=== WHAT NEEDS TO BE DONE ===
Return the records in full, exactly as given.
-- START WORKING DATA --
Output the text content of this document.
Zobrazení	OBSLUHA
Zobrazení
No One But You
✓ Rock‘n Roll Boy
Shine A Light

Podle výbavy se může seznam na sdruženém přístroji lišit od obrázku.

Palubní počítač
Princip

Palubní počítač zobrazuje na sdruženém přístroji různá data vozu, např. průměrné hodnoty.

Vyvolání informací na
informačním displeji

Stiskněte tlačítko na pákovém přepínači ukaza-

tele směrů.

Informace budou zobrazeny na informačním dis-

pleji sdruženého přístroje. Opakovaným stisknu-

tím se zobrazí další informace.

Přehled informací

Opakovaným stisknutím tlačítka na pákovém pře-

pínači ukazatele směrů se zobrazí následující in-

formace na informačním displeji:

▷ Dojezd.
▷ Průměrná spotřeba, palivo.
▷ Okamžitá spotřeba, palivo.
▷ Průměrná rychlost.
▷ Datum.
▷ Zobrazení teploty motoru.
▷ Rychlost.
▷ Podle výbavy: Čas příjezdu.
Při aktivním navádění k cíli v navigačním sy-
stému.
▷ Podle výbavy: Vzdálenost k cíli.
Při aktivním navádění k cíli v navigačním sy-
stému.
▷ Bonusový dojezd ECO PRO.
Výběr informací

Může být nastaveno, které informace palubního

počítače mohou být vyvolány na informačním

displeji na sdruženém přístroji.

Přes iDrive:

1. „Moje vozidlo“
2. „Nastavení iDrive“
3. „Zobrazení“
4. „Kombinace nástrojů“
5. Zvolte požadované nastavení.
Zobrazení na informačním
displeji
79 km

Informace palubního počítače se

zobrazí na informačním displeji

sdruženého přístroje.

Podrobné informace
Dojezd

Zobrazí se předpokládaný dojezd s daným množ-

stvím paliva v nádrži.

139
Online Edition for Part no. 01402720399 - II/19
-- END WORKING DATA --
=== WRITTEN RESPONSE ===
Output the text content of this document.
Zobrazení	OBSLUHA
Zobrazení
No One But You
✓ Rock‘n Roll Boy
Shine A Light

Podle výbavy se může seznam na sdruženém přístroji lišit od obrázku.

Palubní počítač
Princip

Palubní počítač zobrazuje na sdruženém přístroji různá data vozu, např. průměrné hodnoty.

Vyvolání informací na
informačním displeji

Stiskněte tlačítko na pákovém přepínači ukaza-

tele směrů.

Informace budou zobrazeny na informačním dis-

pleji sdruženého přístroje. Opakovaným stisknu-

tím se zobrazí další informace.

Přehled informací

Opakovaným stisknutím tlačítka na pákovém pře-

pínači ukazatele směrů se zobrazí následující in-

formace na informačním displeji:

▷ Dojezd.
▷ Průměrná spotřeba, palivo.
▷ Okamžitá spotřeba, palivo.
▷ Průměrná rychlost.
▷ Datum.
▷ Zobrazení teploty motoru.
▷ Rychlost.
▷ Podle výbavy: Čas příjezdu.
Při aktivním navádění k cíli v navigačním sy-
stému.
▷ Podle výbavy: Vzdálenost k cíli.
Při aktivním navádění k cíli v navigačním sy-
stému.
▷ Bonusový dojezd ECO PRO.
Výběr informací

Může být nastaveno, které informace palubního

počítače mohou být vyvolány na informačním

displeji na sdruženém přístroji.

Přes iDrive:

1. „Moje vozidlo“
2. „Nastavení iDrive“
3. „Zobrazení“
4. „Kombinace nástrojů“
5. Zvolte požadované nastavení.
Zobrazení na informačním
displeji
79 km

Informace palubního počítače se

zobrazí na informačním displeji

sdruženého přístroje.

Podrobné informace
Dojezd

Zobrazí se předpokládaný dojezd s daným množ-

stvím paliva v nádrži.

139
Online Edition for Part no. 01402720399 - II/19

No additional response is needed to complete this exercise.